Data excerpts
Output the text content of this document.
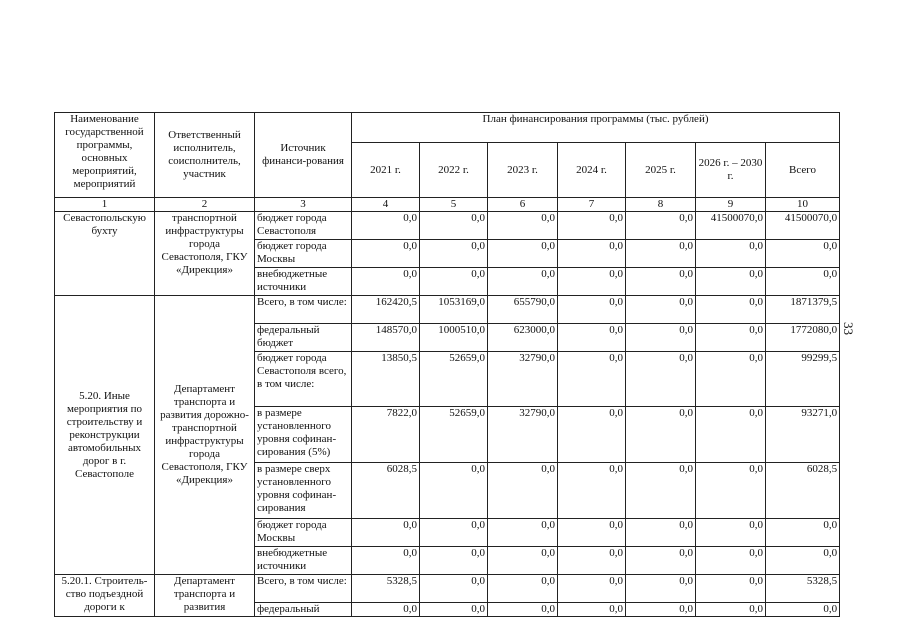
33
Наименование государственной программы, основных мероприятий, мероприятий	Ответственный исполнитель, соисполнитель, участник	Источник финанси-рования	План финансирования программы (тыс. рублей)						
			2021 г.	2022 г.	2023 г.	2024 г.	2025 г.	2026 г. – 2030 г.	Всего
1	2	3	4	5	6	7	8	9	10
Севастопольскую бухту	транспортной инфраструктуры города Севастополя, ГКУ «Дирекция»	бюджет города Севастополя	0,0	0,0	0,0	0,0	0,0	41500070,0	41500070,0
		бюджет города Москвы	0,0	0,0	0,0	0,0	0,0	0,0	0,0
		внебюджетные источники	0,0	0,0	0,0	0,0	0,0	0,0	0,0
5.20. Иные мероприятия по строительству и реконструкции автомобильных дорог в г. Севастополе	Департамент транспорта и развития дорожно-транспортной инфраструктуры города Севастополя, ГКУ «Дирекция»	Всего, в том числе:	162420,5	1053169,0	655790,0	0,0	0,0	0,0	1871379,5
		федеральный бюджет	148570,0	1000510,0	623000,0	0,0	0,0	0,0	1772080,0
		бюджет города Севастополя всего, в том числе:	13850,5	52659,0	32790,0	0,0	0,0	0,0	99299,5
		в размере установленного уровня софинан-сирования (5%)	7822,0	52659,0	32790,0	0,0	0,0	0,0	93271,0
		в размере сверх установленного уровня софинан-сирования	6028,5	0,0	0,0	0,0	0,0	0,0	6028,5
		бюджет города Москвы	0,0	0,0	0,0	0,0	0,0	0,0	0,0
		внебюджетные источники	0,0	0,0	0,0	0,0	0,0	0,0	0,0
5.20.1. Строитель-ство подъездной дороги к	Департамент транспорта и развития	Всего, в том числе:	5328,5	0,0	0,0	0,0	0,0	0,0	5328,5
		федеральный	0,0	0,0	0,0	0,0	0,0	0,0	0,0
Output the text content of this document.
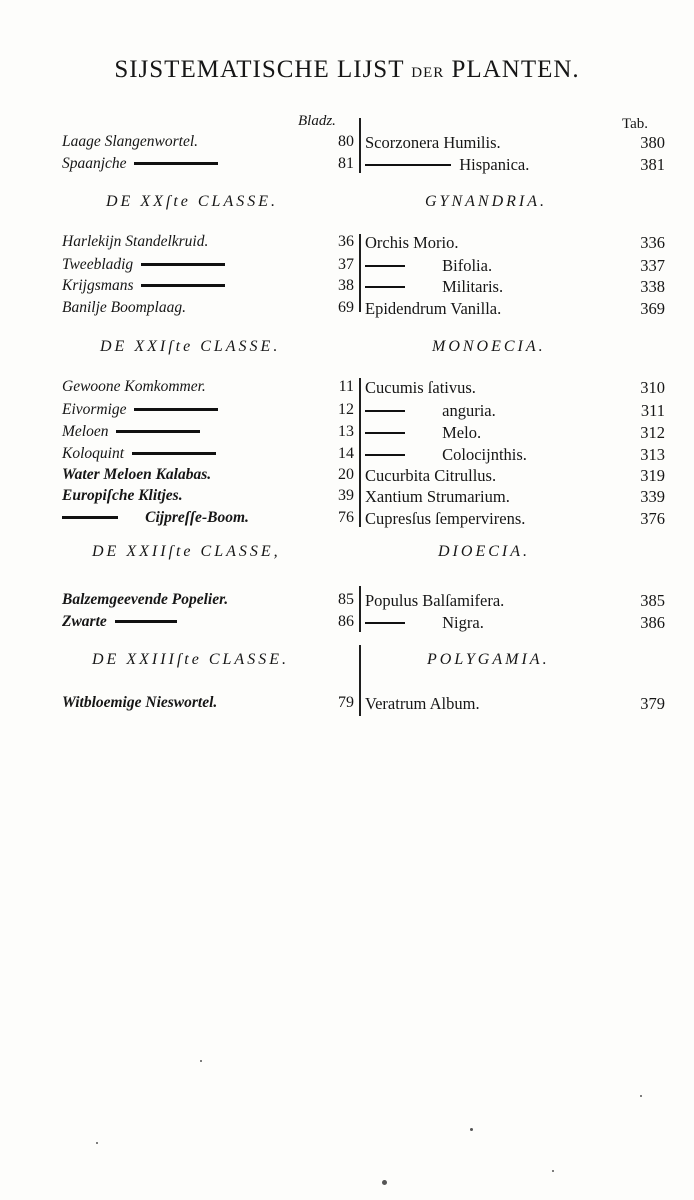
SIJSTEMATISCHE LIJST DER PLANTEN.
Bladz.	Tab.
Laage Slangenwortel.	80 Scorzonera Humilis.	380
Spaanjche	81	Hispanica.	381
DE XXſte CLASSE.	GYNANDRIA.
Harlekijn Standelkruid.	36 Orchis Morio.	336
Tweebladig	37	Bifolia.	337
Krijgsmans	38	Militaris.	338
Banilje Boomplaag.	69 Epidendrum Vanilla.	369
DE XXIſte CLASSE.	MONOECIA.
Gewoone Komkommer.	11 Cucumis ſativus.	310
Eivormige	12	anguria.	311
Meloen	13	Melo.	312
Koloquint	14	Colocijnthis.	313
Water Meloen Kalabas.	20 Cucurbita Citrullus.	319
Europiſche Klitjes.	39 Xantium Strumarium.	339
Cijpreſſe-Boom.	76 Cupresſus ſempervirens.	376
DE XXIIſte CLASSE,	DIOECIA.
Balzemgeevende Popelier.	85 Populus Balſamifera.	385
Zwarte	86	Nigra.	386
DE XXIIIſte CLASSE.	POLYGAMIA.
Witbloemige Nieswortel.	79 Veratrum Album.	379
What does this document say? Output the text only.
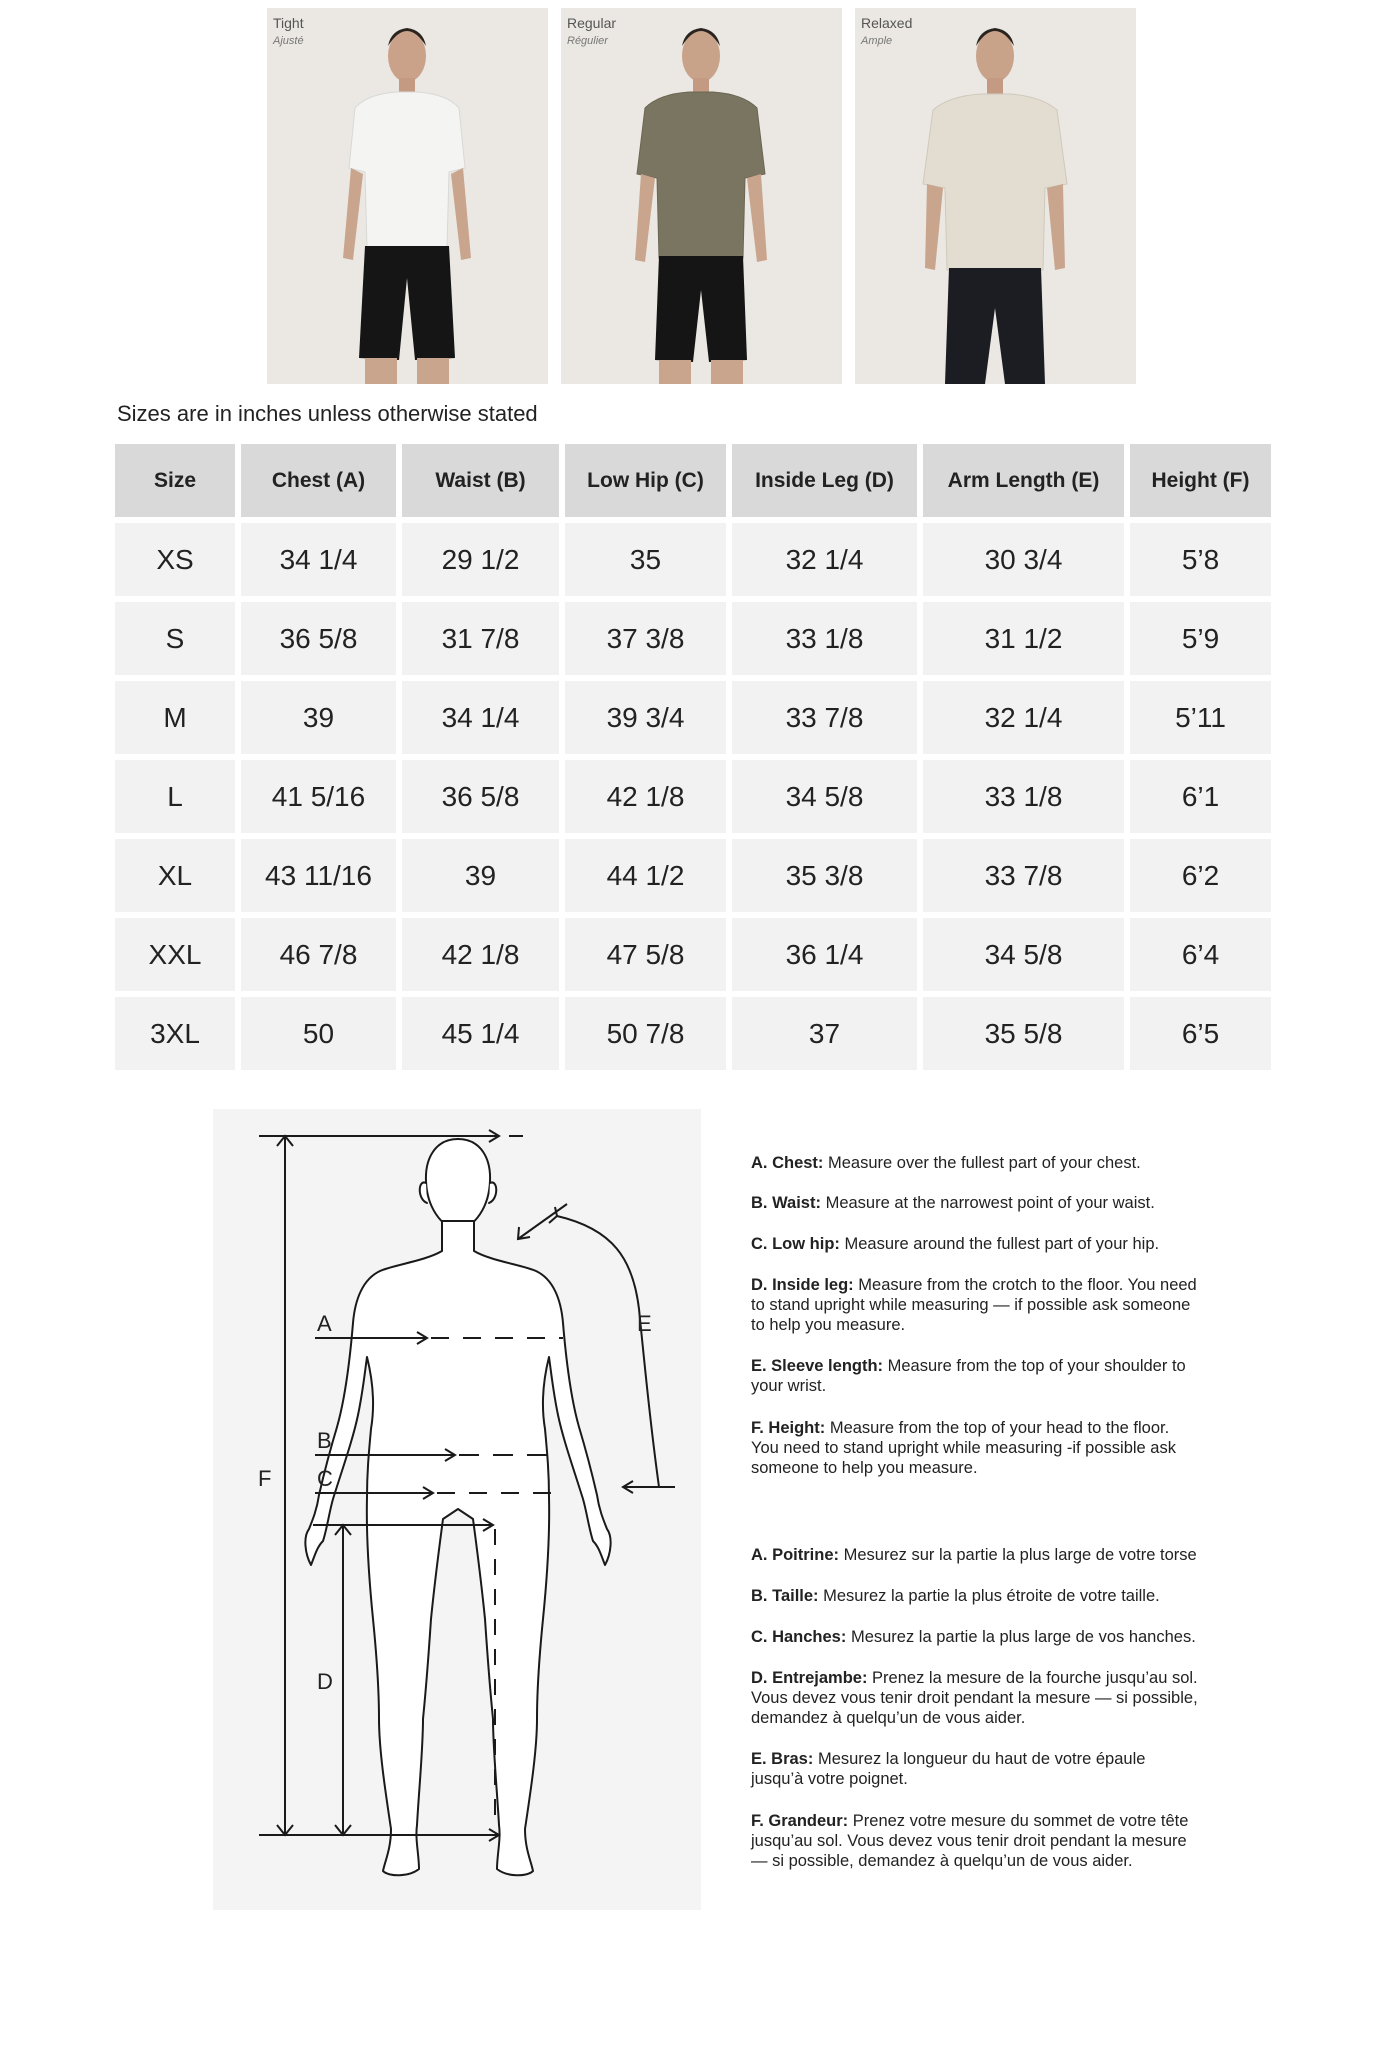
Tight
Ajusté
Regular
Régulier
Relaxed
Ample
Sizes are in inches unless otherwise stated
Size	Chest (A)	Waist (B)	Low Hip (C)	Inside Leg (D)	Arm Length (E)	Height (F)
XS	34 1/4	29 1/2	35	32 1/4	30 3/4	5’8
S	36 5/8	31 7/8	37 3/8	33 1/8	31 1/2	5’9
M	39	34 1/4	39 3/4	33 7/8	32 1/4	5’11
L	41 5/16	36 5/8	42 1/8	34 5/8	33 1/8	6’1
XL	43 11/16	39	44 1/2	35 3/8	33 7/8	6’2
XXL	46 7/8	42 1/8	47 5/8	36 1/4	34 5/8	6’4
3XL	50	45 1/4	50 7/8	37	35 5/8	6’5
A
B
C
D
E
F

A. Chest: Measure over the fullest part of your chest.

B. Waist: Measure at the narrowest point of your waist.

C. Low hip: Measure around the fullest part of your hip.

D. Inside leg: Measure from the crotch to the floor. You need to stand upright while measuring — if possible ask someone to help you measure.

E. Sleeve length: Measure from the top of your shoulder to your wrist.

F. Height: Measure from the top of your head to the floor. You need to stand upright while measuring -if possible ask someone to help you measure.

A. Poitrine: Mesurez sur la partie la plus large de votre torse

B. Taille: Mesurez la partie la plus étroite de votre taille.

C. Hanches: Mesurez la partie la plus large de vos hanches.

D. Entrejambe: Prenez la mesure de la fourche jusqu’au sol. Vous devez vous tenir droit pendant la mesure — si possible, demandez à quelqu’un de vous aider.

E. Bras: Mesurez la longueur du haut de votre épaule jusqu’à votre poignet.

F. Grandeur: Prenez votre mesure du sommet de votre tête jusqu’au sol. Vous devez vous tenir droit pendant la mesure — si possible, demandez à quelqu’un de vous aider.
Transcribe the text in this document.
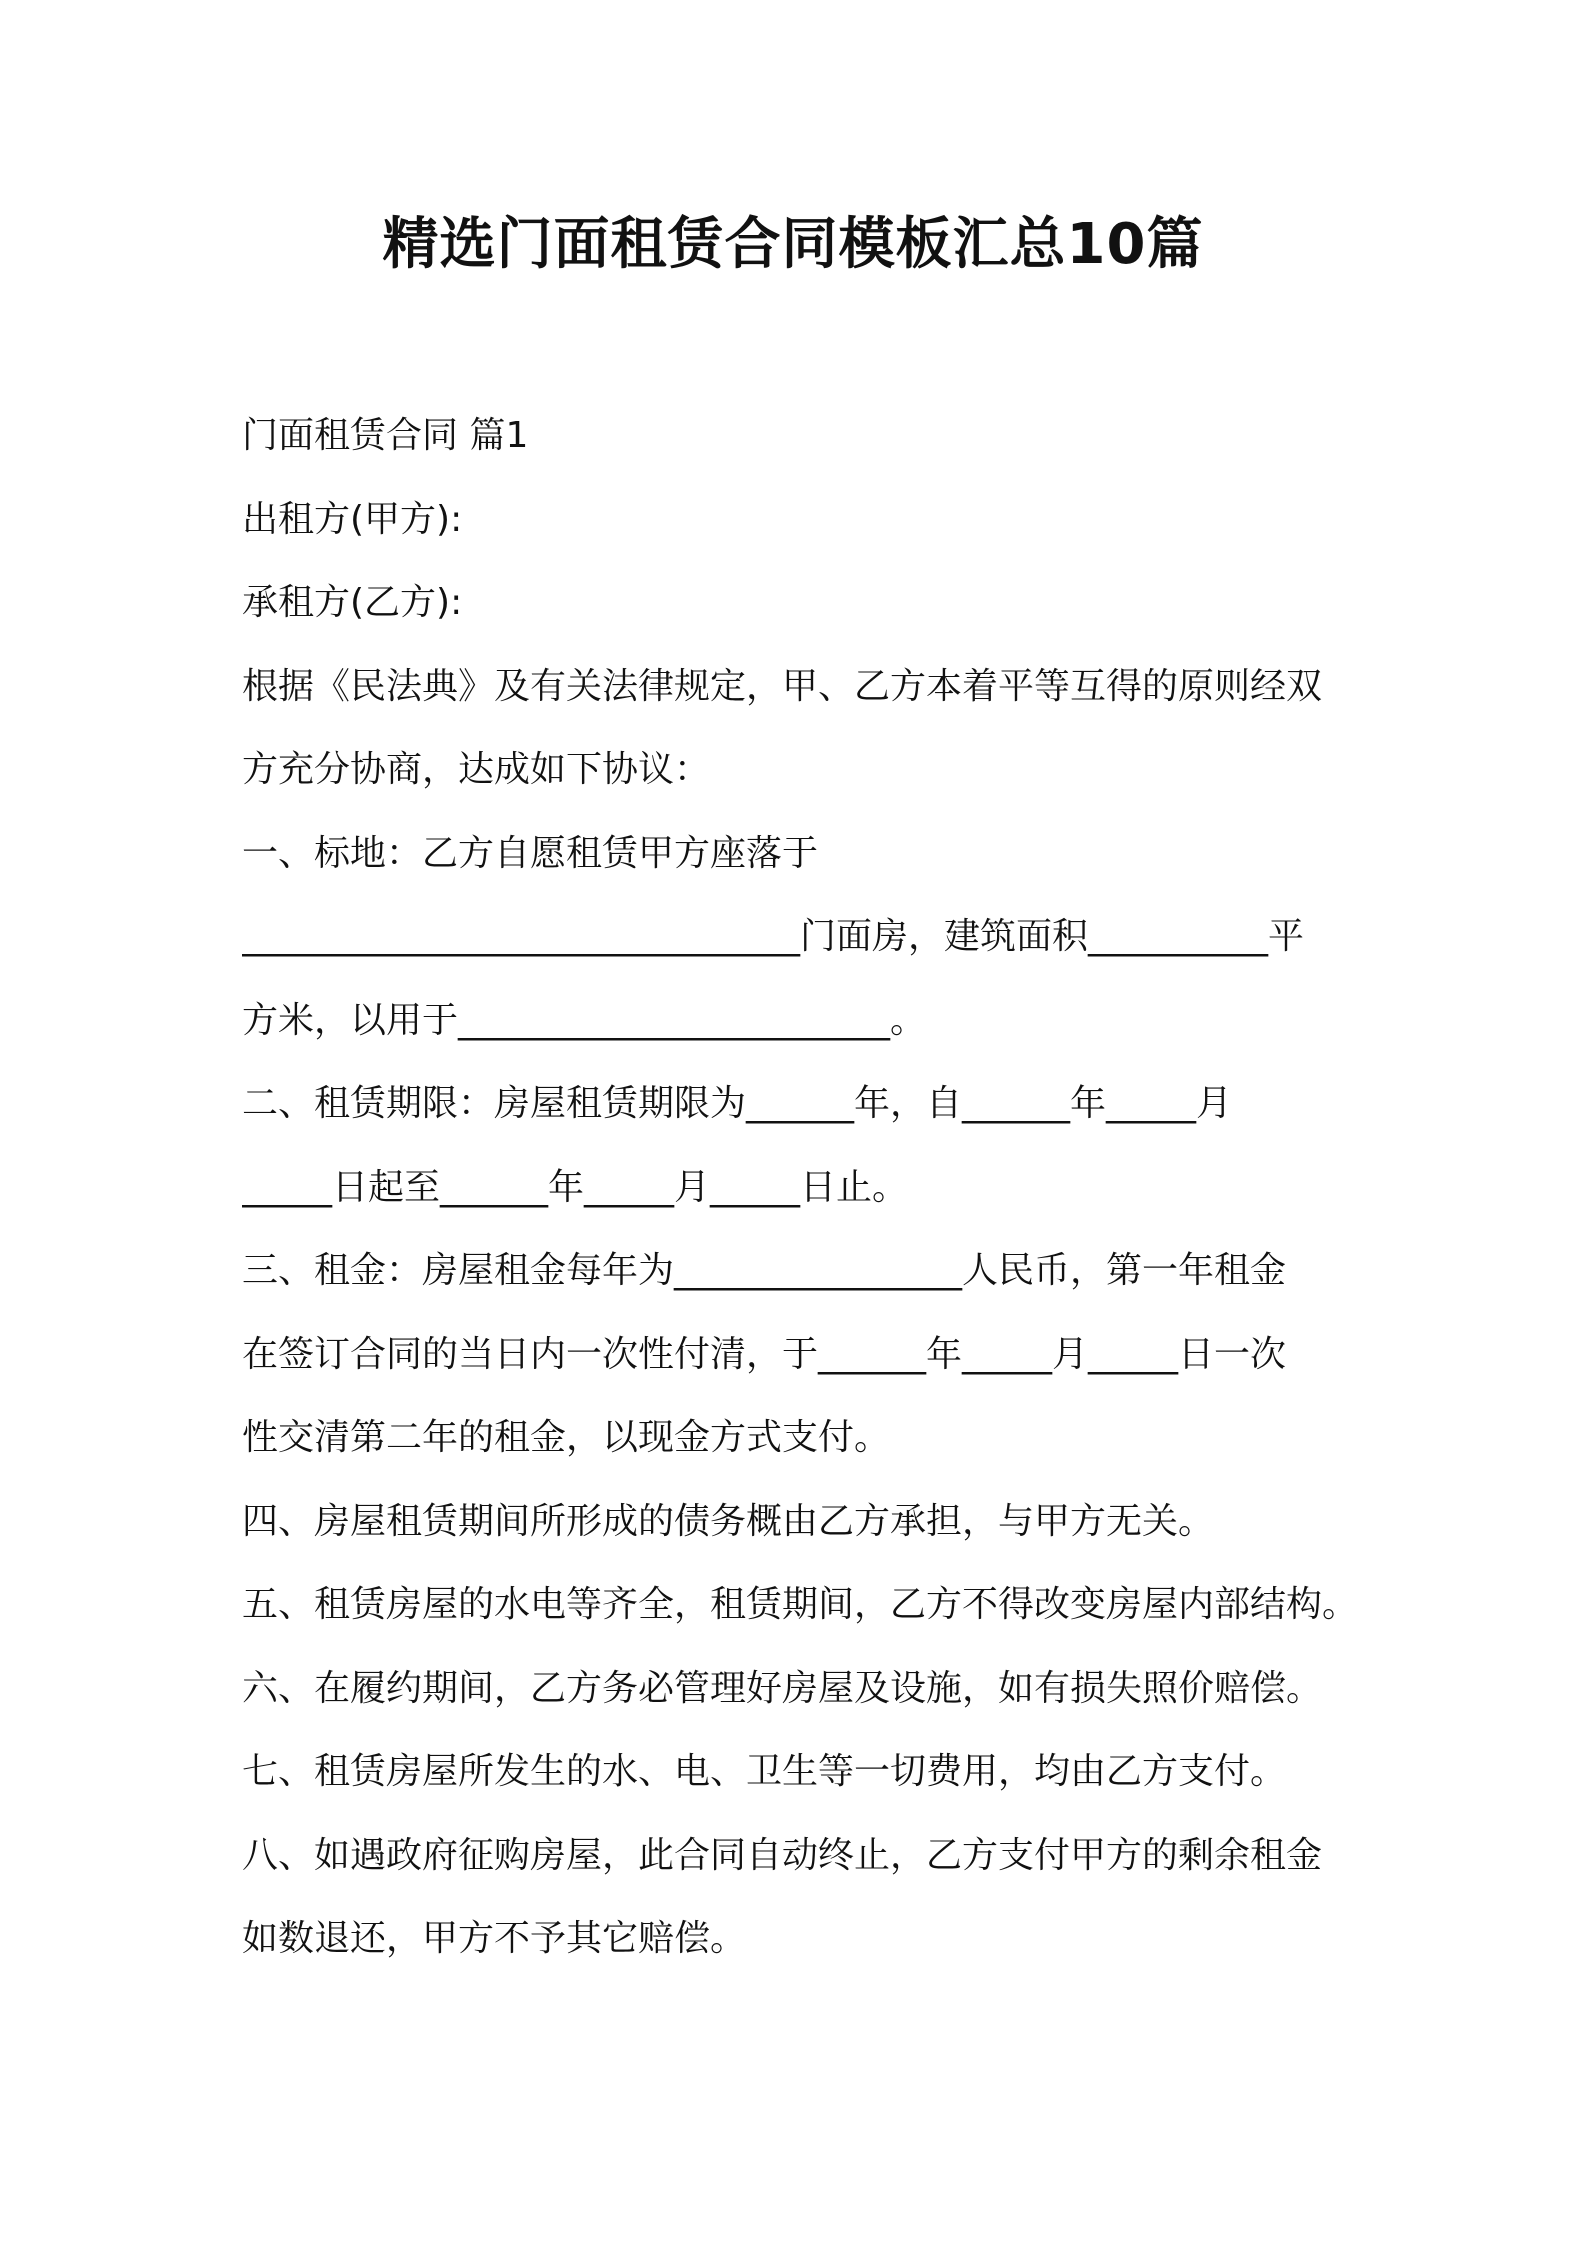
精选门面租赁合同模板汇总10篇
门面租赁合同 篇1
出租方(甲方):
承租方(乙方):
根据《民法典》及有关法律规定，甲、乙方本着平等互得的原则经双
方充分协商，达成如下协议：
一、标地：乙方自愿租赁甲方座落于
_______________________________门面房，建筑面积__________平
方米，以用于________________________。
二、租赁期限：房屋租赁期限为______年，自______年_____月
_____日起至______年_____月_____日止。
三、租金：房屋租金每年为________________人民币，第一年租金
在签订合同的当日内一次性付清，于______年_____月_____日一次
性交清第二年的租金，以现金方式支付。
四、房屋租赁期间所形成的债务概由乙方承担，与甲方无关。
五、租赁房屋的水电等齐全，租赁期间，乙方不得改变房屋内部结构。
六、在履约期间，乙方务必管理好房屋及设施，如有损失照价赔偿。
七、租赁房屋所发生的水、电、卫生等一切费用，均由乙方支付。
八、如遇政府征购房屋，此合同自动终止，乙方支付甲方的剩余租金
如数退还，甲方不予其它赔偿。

▶ [REQUIRED WORK]: Find the line with "Transcribe the text in this document." in the listing and extract it and all lines after it through the end, exactly, without the pictures.

▶ [TASK SOLUTION]:
Transcribe the text in this document.
精选门面租赁合同模板汇总10篇
门面租赁合同 篇1
出租方(甲方):
承租方(乙方):
根据《民法典》及有关法律规定，甲、乙方本着平等互得的原则经双
方充分协商，达成如下协议：
一、标地：乙方自愿租赁甲方座落于
_______________________________门面房，建筑面积__________平
方米，以用于________________________。
二、租赁期限：房屋租赁期限为______年，自______年_____月
_____日起至______年_____月_____日止。
三、租金：房屋租金每年为________________人民币，第一年租金
在签订合同的当日内一次性付清，于______年_____月_____日一次
性交清第二年的租金，以现金方式支付。
四、房屋租赁期间所形成的债务概由乙方承担，与甲方无关。
五、租赁房屋的水电等齐全，租赁期间，乙方不得改变房屋内部结构。
六、在履约期间，乙方务必管理好房屋及设施，如有损失照价赔偿。
七、租赁房屋所发生的水、电、卫生等一切费用，均由乙方支付。
八、如遇政府征购房屋，此合同自动终止，乙方支付甲方的剩余租金
如数退还，甲方不予其它赔偿。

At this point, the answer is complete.